Visual layout annotation data
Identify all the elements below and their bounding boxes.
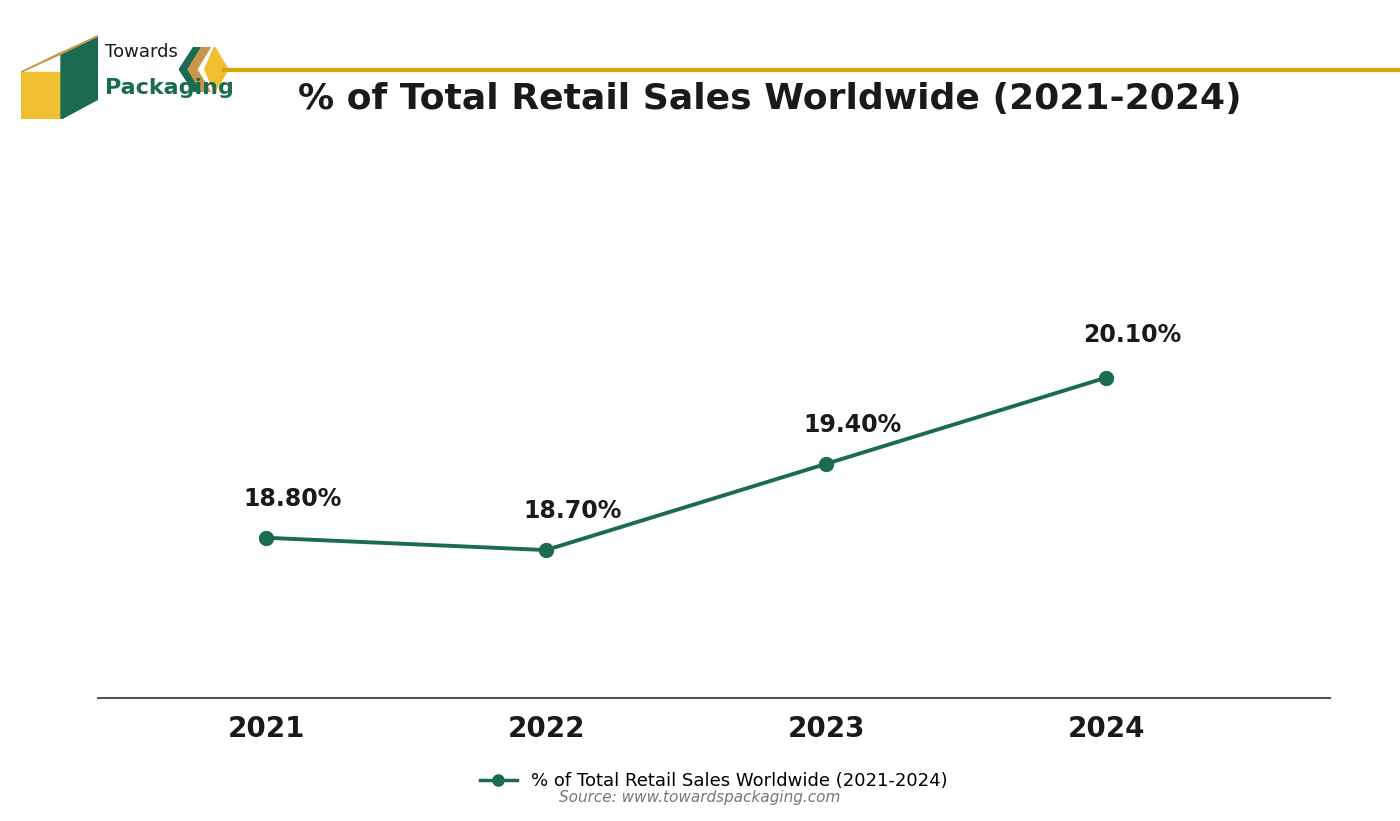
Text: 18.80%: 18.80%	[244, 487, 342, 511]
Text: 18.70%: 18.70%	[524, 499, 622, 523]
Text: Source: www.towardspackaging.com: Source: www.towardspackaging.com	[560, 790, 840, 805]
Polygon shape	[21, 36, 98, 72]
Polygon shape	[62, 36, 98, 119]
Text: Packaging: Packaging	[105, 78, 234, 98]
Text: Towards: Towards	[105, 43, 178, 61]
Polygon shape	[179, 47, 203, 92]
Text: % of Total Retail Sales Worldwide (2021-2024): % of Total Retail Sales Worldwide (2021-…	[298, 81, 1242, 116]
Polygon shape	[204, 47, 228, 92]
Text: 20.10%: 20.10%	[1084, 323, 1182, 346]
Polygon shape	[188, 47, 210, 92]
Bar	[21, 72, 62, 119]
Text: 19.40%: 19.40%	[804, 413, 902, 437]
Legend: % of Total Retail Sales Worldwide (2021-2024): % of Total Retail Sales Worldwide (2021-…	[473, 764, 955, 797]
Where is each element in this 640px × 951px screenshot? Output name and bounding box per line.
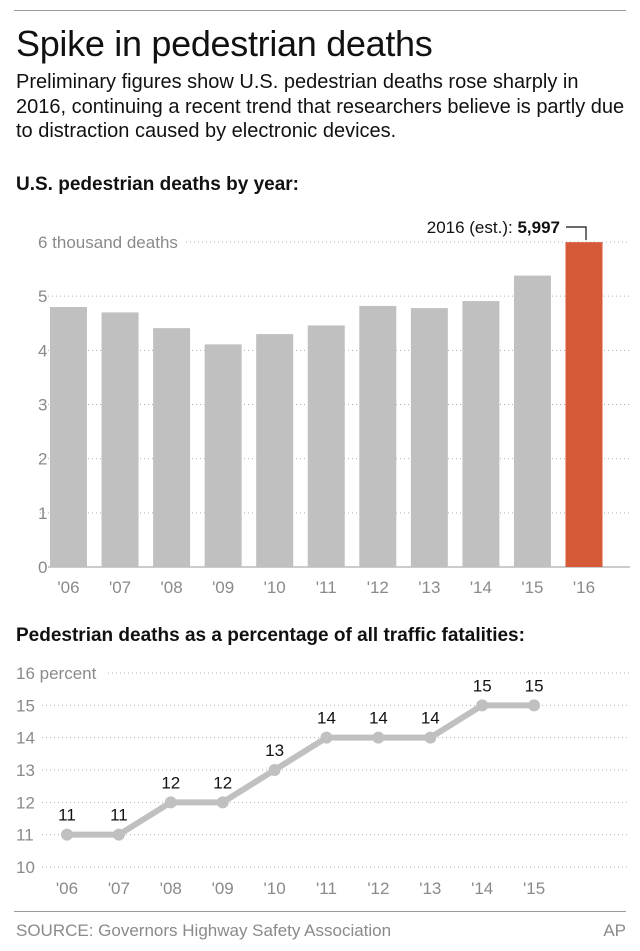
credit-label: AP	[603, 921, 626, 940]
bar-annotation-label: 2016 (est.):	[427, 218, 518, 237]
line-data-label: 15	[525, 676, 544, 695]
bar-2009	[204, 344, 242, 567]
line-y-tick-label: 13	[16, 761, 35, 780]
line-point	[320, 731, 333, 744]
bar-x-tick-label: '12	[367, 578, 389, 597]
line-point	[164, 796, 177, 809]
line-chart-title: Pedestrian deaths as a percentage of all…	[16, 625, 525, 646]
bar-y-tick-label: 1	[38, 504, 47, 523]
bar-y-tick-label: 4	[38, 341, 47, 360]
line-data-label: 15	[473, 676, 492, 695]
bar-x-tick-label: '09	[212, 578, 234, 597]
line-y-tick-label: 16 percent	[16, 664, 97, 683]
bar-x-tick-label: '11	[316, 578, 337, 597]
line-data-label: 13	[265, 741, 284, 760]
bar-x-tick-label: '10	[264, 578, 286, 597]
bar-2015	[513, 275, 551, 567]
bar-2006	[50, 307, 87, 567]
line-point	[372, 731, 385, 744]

YOUR INSTRUCTIONS: Extract every line of the items above that contains the string "Sales", matching case exactly.

RESULT OF THIS EXERCISE:
Text: % of Total Retail Sales Worldwide (2021-2024): % of Total Retail Sales Worldwide (2021-…	[298, 81, 1242, 116]
Legend: % of Total Retail Sales Worldwide (2021-2024): % of Total Retail Sales Worldwide (2021-…	[473, 764, 955, 797]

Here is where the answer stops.